Items listed in a dataset

-- Begin --

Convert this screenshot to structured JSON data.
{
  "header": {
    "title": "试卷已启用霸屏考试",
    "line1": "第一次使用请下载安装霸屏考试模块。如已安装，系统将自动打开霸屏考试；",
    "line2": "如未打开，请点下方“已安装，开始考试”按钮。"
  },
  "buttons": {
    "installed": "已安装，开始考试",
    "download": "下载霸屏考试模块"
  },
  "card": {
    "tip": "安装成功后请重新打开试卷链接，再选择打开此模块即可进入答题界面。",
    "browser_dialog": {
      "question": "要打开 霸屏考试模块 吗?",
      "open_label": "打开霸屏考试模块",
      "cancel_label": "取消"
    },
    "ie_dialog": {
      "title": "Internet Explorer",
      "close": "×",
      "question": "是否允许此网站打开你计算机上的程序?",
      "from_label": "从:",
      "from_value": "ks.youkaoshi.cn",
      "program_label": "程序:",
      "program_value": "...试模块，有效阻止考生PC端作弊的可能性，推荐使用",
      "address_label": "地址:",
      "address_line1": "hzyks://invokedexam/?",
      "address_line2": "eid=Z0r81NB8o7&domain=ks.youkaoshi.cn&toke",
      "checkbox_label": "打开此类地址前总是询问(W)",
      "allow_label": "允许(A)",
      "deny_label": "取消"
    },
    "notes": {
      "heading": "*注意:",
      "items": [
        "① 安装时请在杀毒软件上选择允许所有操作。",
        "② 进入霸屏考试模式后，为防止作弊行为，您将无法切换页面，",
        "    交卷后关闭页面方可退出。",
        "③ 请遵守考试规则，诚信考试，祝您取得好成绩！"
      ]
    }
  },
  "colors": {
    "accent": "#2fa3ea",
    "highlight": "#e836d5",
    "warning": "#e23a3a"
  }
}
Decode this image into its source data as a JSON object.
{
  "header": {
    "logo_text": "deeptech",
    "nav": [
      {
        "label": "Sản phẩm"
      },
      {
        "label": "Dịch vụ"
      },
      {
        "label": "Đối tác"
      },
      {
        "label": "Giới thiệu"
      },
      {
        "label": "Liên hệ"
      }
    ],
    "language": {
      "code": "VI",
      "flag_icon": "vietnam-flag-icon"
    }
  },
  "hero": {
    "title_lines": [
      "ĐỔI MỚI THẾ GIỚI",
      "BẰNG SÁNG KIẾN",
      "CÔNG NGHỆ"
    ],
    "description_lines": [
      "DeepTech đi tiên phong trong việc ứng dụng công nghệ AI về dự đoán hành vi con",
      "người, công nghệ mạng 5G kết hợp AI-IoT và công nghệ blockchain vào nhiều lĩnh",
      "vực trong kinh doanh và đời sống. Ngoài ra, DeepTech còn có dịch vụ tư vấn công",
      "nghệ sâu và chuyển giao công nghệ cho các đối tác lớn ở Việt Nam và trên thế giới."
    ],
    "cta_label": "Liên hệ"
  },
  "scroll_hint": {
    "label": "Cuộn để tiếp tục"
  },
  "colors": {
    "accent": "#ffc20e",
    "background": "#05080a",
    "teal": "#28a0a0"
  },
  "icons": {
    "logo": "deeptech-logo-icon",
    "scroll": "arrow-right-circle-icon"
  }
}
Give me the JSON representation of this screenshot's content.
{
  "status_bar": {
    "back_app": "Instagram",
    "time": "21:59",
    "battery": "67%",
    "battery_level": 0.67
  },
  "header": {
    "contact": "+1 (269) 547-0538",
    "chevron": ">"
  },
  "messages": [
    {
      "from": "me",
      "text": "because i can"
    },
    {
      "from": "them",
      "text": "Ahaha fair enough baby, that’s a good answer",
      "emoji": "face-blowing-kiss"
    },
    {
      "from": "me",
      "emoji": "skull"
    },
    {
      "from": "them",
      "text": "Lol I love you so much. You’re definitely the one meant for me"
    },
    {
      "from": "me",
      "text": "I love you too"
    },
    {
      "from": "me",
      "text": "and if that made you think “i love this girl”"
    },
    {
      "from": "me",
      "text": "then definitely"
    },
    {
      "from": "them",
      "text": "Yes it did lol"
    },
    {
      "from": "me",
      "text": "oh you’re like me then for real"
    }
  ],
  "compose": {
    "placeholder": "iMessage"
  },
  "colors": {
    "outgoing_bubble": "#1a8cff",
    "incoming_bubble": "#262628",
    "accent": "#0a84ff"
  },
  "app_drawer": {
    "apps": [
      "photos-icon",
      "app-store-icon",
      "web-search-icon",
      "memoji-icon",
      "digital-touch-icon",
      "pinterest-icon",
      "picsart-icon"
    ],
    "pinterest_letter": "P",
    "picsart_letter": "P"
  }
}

-- End --

▸ **Exercise goal**:
The records above should be duplicated in full, exactly as given.

▸ **Correct answer**:
Convert this screenshot to structured JSON data.
{
  "header": {
    "title": "试卷已启用霸屏考试",
    "line1": "第一次使用请下载安装霸屏考试模块。如已安装，系统将自动打开霸屏考试；",
    "line2": "如未打开，请点下方“已安装，开始考试”按钮。"
  },
  "buttons": {
    "installed": "已安装，开始考试",
    "download": "下载霸屏考试模块"
  },
  "card": {
    "tip": "安装成功后请重新打开试卷链接，再选择打开此模块即可进入答题界面。",
    "browser_dialog": {
      "question": "要打开 霸屏考试模块 吗?",
      "open_label": "打开霸屏考试模块",
      "cancel_label": "取消"
    },
    "ie_dialog": {
      "title": "Internet Explorer",
      "close": "×",
      "question": "是否允许此网站打开你计算机上的程序?",
      "from_label": "从:",
      "from_value": "ks.youkaoshi.cn",
      "program_label": "程序:",
      "program_value": "...试模块，有效阻止考生PC端作弊的可能性，推荐使用",
      "address_label": "地址:",
      "address_line1": "hzyks://invokedexam/?",
      "address_line2": "eid=Z0r81NB8o7&domain=ks.youkaoshi.cn&toke",
      "checkbox_label": "打开此类地址前总是询问(W)",
      "allow_label": "允许(A)",
      "deny_label": "取消"
    },
    "notes": {
      "heading": "*注意:",
      "items": [
        "① 安装时请在杀毒软件上选择允许所有操作。",
        "② 进入霸屏考试模式后，为防止作弊行为，您将无法切换页面，",
        "    交卷后关闭页面方可退出。",
        "③ 请遵守考试规则，诚信考试，祝您取得好成绩！"
      ]
    }
  },
  "colors": {
    "accent": "#2fa3ea",
    "highlight": "#e836d5",
    "warning": "#e23a3a"
  }
}
Decode this image into its source data as a JSON object.
{
  "header": {
    "logo_text": "deeptech",
    "nav": [
      {
        "label": "Sản phẩm"
      },
      {
        "label": "Dịch vụ"
      },
      {
        "label": "Đối tác"
      },
      {
        "label": "Giới thiệu"
      },
      {
        "label": "Liên hệ"
      }
    ],
    "language": {
      "code": "VI",
      "flag_icon": "vietnam-flag-icon"
    }
  },
  "hero": {
    "title_lines": [
      "ĐỔI MỚI THẾ GIỚI",
      "BẰNG SÁNG KIẾN",
      "CÔNG NGHỆ"
    ],
    "description_lines": [
      "DeepTech đi tiên phong trong việc ứng dụng công nghệ AI về dự đoán hành vi con",
      "người, công nghệ mạng 5G kết hợp AI-IoT và công nghệ blockchain vào nhiều lĩnh",
      "vực trong kinh doanh và đời sống. Ngoài ra, DeepTech còn có dịch vụ tư vấn công",
      "nghệ sâu và chuyển giao công nghệ cho các đối tác lớn ở Việt Nam và trên thế giới."
    ],
    "cta_label": "Liên hệ"
  },
  "scroll_hint": {
    "label": "Cuộn để tiếp tục"
  },
  "colors": {
    "accent": "#ffc20e",
    "background": "#05080a",
    "teal": "#28a0a0"
  },
  "icons": {
    "logo": "deeptech-logo-icon",
    "scroll": "arrow-right-circle-icon"
  }
}
Give me the JSON representation of this screenshot's content.
{
  "status_bar": {
    "back_app": "Instagram",
    "time": "21:59",
    "battery": "67%",
    "battery_level": 0.67
  },
  "header": {
    "contact": "+1 (269) 547-0538",
    "chevron": ">"
  },
  "messages": [
    {
      "from": "me",
      "text": "because i can"
    },
    {
      "from": "them",
      "text": "Ahaha fair enough baby, that’s a good answer",
      "emoji": "face-blowing-kiss"
    },
    {
      "from": "me",
      "emoji": "skull"
    },
    {
      "from": "them",
      "text": "Lol I love you so much. You’re definitely the one meant for me"
    },
    {
      "from": "me",
      "text": "I love you too"
    },
    {
      "from": "me",
      "text": "and if that made you think “i love this girl”"
    },
    {
      "from": "me",
      "text": "then definitely"
    },
    {
      "from": "them",
      "text": "Yes it did lol"
    },
    {
      "from": "me",
      "text": "oh you’re like me then for real"
    }
  ],
  "compose": {
    "placeholder": "iMessage"
  },
  "colors": {
    "outgoing_bubble": "#1a8cff",
    "incoming_bubble": "#262628",
    "accent": "#0a84ff"
  },
  "app_drawer": {
    "apps": [
      "photos-icon",
      "app-store-icon",
      "web-search-icon",
      "memoji-icon",
      "digital-touch-icon",
      "pinterest-icon",
      "picsart-icon"
    ],
    "pinterest_letter": "P",
    "picsart_letter": "P"
  }
}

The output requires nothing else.